* [EXERCISE PROMPT]
Leave the pictures out, and retype all of the material exactly as written.

+++ RECORDS

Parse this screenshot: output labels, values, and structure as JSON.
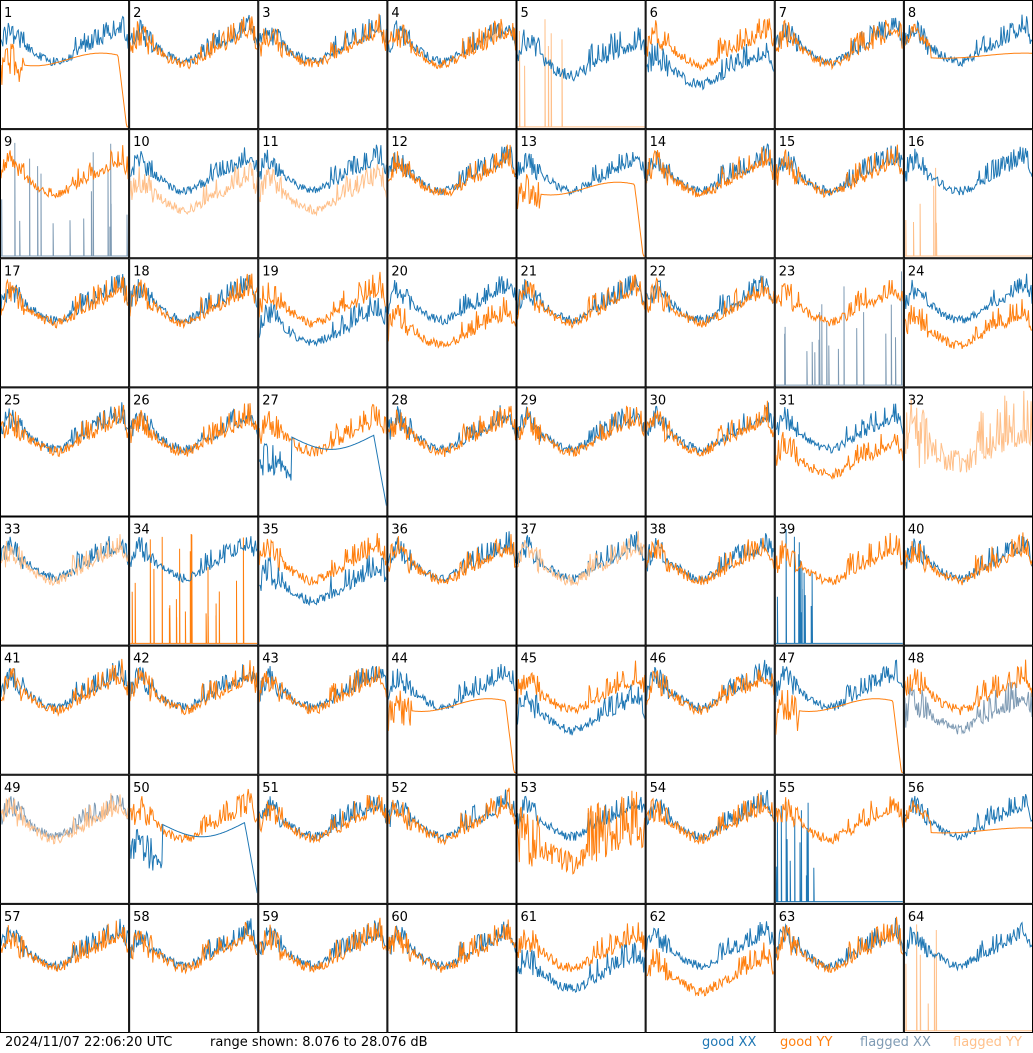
{
  "chart_data": {
    "type": "line",
    "panel_labels": [
      "1",
      "2",
      "3",
      "4",
      "5",
      "6",
      "7",
      "8",
      "9",
      "10",
      "11",
      "12",
      "13",
      "14",
      "15",
      "16",
      "17",
      "18",
      "19",
      "20",
      "21",
      "22",
      "23",
      "24",
      "25",
      "26",
      "27",
      "28",
      "29",
      "30",
      "31",
      "32",
      "33",
      "34",
      "35",
      "36",
      "37",
      "38",
      "39",
      "40",
      "41",
      "42",
      "43",
      "44",
      "45",
      "46",
      "47",
      "48",
      "49",
      "50",
      "51",
      "52",
      "53",
      "54",
      "55",
      "56",
      "57",
      "58",
      "59",
      "60",
      "61",
      "62",
      "63",
      "64"
    ],
    "ylim": [
      8.076,
      28.076
    ],
    "y_unit": "dB",
    "grid_columns": 8,
    "grid_rows": 8,
    "series": [
      {
        "name": "good XX",
        "color": "#1f77b4"
      },
      {
        "name": "good YY",
        "color": "#ff7f0e"
      },
      {
        "name": "flagged XX",
        "color": "#7f9bb4"
      },
      {
        "name": "flagged YY",
        "color": "#ffc08a"
      }
    ],
    "panel_styles": {
      "1": "yy_dropout",
      "5": "xx_dip_yy_flagged",
      "6": "xx_low",
      "8": "yy_flat",
      "9": "xx_flagged_spikes",
      "10": "yy_flagged_low",
      "11": "yy_flagged_low",
      "13": "yy_dropout",
      "16": "yy_flagged_spikes",
      "19": "xx_low",
      "20": "yy_low",
      "23": "xx_flagged_spikes",
      "24": "yy_low",
      "27": "xx_spikes_dropout",
      "31": "yy_low",
      "32": "yy_flagged_only",
      "33": "yy_flagged_similar",
      "34": "yy_spikes",
      "35": "xx_low",
      "37": "yy_flagged_similar",
      "39": "xx_spikes_short",
      "44": "yy_dropout",
      "45": "xx_low",
      "47": "yy_dropout",
      "48": "xx_flagged_low",
      "49": "both_flagged",
      "50": "xx_dropout",
      "53": "yy_spikes_low",
      "55": "xx_spikes_short",
      "56": "yy_flat",
      "61": "xx_low",
      "62": "yy_low",
      "64": "yy_flagged_spikes"
    },
    "curve_shape": "peak near left edge, dip in middle, rising ripple toward right, small notch at right"
  },
  "footer": {
    "timestamp": "2024/11/07 22:06:20 UTC",
    "range_text": "range shown: 8.076 to 28.076 dB",
    "legend": {
      "good_xx": "good XX",
      "good_yy": "good YY",
      "flagged_xx": "flagged XX",
      "flagged_yy": "flagged YY"
    }
  }
}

++++++

* [OUTPUT]
Parse this screenshot: output labels, values, and structure as JSON.
{
  "chart_data": {
    "type": "line",
    "panel_labels": [
      "1",
      "2",
      "3",
      "4",
      "5",
      "6",
      "7",
      "8",
      "9",
      "10",
      "11",
      "12",
      "13",
      "14",
      "15",
      "16",
      "17",
      "18",
      "19",
      "20",
      "21",
      "22",
      "23",
      "24",
      "25",
      "26",
      "27",
      "28",
      "29",
      "30",
      "31",
      "32",
      "33",
      "34",
      "35",
      "36",
      "37",
      "38",
      "39",
      "40",
      "41",
      "42",
      "43",
      "44",
      "45",
      "46",
      "47",
      "48",
      "49",
      "50",
      "51",
      "52",
      "53",
      "54",
      "55",
      "56",
      "57",
      "58",
      "59",
      "60",
      "61",
      "62",
      "63",
      "64"
    ],
    "ylim": [
      8.076,
      28.076
    ],
    "y_unit": "dB",
    "grid_columns": 8,
    "grid_rows": 8,
    "series": [
      {
        "name": "good XX",
        "color": "#1f77b4"
      },
      {
        "name": "good YY",
        "color": "#ff7f0e"
      },
      {
        "name": "flagged XX",
        "color": "#7f9bb4"
      },
      {
        "name": "flagged YY",
        "color": "#ffc08a"
      }
    ],
    "panel_styles": {
      "1": "yy_dropout",
      "5": "xx_dip_yy_flagged",
      "6": "xx_low",
      "8": "yy_flat",
      "9": "xx_flagged_spikes",
      "10": "yy_flagged_low",
      "11": "yy_flagged_low",
      "13": "yy_dropout",
      "16": "yy_flagged_spikes",
      "19": "xx_low",
      "20": "yy_low",
      "23": "xx_flagged_spikes",
      "24": "yy_low",
      "27": "xx_spikes_dropout",
      "31": "yy_low",
      "32": "yy_flagged_only",
      "33": "yy_flagged_similar",
      "34": "yy_spikes",
      "35": "xx_low",
      "37": "yy_flagged_similar",
      "39": "xx_spikes_short",
      "44": "yy_dropout",
      "45": "xx_low",
      "47": "yy_dropout",
      "48": "xx_flagged_low",
      "49": "both_flagged",
      "50": "xx_dropout",
      "53": "yy_spikes_low",
      "55": "xx_spikes_short",
      "56": "yy_flat",
      "61": "xx_low",
      "62": "yy_low",
      "64": "yy_flagged_spikes"
    },
    "curve_shape": "peak near left edge, dip in middle, rising ripple toward right, small notch at right"
  },
  "footer": {
    "timestamp": "2024/11/07 22:06:20 UTC",
    "range_text": "range shown: 8.076 to 28.076 dB",
    "legend": {
      "good_xx": "good XX",
      "good_yy": "good YY",
      "flagged_xx": "flagged XX",
      "flagged_yy": "flagged YY"
    }
  }
}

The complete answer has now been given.